Begin Dataset excerpts

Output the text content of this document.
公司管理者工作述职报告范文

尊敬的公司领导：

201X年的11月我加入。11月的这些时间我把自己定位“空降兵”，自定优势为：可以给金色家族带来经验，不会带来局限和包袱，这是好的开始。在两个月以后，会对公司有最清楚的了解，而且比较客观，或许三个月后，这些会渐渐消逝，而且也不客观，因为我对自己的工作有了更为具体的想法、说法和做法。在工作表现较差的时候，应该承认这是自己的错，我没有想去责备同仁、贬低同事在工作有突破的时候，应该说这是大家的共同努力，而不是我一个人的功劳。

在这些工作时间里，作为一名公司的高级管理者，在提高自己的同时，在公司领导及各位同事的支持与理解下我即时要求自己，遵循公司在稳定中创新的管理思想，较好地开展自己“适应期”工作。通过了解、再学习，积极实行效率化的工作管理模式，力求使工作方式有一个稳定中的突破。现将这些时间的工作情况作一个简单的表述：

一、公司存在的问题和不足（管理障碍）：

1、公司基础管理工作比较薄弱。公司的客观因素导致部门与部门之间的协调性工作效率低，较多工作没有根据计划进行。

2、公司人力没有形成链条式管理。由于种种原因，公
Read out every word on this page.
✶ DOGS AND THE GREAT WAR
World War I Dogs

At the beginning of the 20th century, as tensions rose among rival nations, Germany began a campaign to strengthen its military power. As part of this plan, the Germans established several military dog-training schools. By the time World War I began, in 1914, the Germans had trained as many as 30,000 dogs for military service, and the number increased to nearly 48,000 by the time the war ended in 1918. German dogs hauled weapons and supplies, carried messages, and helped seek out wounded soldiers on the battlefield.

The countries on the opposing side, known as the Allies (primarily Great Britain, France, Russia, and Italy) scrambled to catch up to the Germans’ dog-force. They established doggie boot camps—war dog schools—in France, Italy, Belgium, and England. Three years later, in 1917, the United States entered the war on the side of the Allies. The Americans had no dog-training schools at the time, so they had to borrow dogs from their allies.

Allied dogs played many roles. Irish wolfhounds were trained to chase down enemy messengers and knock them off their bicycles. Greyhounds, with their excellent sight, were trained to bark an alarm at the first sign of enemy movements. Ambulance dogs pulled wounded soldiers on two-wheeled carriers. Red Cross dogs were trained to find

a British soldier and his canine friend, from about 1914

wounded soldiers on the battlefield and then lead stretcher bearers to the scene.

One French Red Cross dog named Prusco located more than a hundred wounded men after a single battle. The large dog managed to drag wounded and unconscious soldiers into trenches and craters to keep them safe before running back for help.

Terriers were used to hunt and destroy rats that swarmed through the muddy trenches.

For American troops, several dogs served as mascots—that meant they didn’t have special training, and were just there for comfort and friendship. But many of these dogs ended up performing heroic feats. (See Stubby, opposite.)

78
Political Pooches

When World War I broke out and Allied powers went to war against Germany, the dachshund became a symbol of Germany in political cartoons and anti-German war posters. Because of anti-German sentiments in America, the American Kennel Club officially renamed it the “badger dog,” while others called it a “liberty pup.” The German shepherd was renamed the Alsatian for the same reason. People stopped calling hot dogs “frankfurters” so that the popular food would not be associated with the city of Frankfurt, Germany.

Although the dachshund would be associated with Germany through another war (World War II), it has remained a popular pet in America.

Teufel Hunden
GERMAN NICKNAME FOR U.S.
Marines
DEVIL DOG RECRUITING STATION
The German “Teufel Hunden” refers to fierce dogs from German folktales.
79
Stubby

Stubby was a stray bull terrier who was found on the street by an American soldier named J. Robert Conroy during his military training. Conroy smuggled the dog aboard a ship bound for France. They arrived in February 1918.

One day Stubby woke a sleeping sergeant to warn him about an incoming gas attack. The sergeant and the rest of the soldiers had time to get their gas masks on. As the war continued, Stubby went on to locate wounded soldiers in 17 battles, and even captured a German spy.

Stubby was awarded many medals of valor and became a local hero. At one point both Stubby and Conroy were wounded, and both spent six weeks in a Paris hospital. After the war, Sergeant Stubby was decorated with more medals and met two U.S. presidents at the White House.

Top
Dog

End Dataset excerpts

_Exercise aim_
Find the word "trained" in the data and copy out each line where it turns up.

_Reply_
At the beginning of the 20th century, as tensions rose among rival nations, Germany began a campaign to strengthen its military power. As part of this plan, the Germans established several military dog-training schools. By the time World War I began, in 1914, the Germans had trained as many as 30,000 dogs for military service, and the number increased to nearly 48,000 by the time the war ended in 1918. German dogs hauled weapons and supplies, carried messages, and helped seek out wounded soldiers on the battlefield.
Allied dogs played many roles. Irish wolfhounds were trained to chase down enemy messengers and knock them off their bicycles. Greyhounds, with their excellent sight, were trained to bark an alarm at the first sign of enemy movements. Ambulance dogs pulled wounded soldiers on two-wheeled carriers. Red Cross dogs were trained to find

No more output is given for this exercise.